Records for the task =>
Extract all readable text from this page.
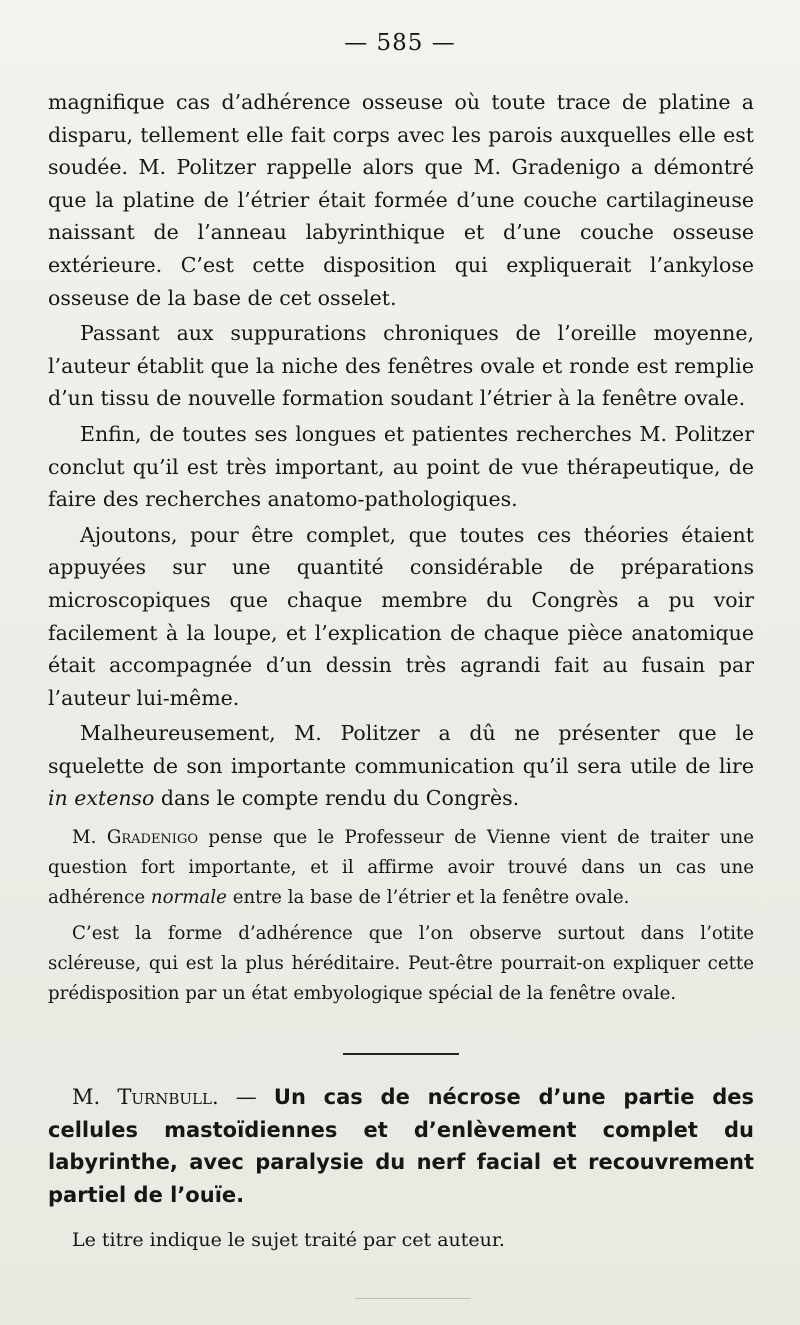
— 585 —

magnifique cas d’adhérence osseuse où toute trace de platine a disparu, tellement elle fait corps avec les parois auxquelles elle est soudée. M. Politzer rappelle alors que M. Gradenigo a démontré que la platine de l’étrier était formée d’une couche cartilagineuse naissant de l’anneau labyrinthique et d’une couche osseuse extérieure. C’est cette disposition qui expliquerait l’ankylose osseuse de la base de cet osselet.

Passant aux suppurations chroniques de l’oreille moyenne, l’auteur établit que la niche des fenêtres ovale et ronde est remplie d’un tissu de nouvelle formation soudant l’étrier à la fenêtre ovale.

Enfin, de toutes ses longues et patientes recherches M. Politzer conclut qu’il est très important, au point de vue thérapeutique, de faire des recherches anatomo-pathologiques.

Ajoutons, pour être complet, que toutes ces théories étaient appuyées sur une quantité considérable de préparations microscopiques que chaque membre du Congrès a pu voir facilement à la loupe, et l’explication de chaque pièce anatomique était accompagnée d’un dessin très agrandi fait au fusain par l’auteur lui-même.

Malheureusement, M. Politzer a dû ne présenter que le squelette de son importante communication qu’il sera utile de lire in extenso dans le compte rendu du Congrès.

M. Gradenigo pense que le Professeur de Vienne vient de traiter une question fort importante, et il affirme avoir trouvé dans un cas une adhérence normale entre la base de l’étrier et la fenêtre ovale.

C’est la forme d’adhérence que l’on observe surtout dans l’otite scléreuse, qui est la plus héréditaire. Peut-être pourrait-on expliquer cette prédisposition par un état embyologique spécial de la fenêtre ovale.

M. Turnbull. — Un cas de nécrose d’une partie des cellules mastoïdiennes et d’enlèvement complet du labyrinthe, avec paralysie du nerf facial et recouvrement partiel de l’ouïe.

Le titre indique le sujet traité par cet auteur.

What the task requires => Transcribe the whole listing exactly. Pictures are excluded.

Solution for this exercise =>
Extract all readable text from this page.
— 585 —

magnifique cas d’adhérence osseuse où toute trace de platine a disparu, tellement elle fait corps avec les parois auxquelles elle est soudée. M. Politzer rappelle alors que M. Gradenigo a démontré que la platine de l’étrier était formée d’une couche cartilagineuse naissant de l’anneau labyrinthique et d’une couche osseuse extérieure. C’est cette disposition qui expliquerait l’ankylose osseuse de la base de cet osselet.

Passant aux suppurations chroniques de l’oreille moyenne, l’auteur établit que la niche des fenêtres ovale et ronde est remplie d’un tissu de nouvelle formation soudant l’étrier à la fenêtre ovale.

Enfin, de toutes ses longues et patientes recherches M. Politzer conclut qu’il est très important, au point de vue thérapeutique, de faire des recherches anatomo-pathologiques.

Ajoutons, pour être complet, que toutes ces théories étaient appuyées sur une quantité considérable de préparations microscopiques que chaque membre du Congrès a pu voir facilement à la loupe, et l’explication de chaque pièce anatomique était accompagnée d’un dessin très agrandi fait au fusain par l’auteur lui-même.

Malheureusement, M. Politzer a dû ne présenter que le squelette de son importante communication qu’il sera utile de lire in extenso dans le compte rendu du Congrès.

M. Gradenigo pense que le Professeur de Vienne vient de traiter une question fort importante, et il affirme avoir trouvé dans un cas une adhérence normale entre la base de l’étrier et la fenêtre ovale.

C’est la forme d’adhérence que l’on observe surtout dans l’otite scléreuse, qui est la plus héréditaire. Peut-être pourrait-on expliquer cette prédisposition par un état embyologique spécial de la fenêtre ovale.

M. Turnbull. — Un cas de nécrose d’une partie des cellules mastoïdiennes et d’enlèvement complet du labyrinthe, avec paralysie du nerf facial et recouvrement partiel de l’ouïe.

Le titre indique le sujet traité par cet auteur.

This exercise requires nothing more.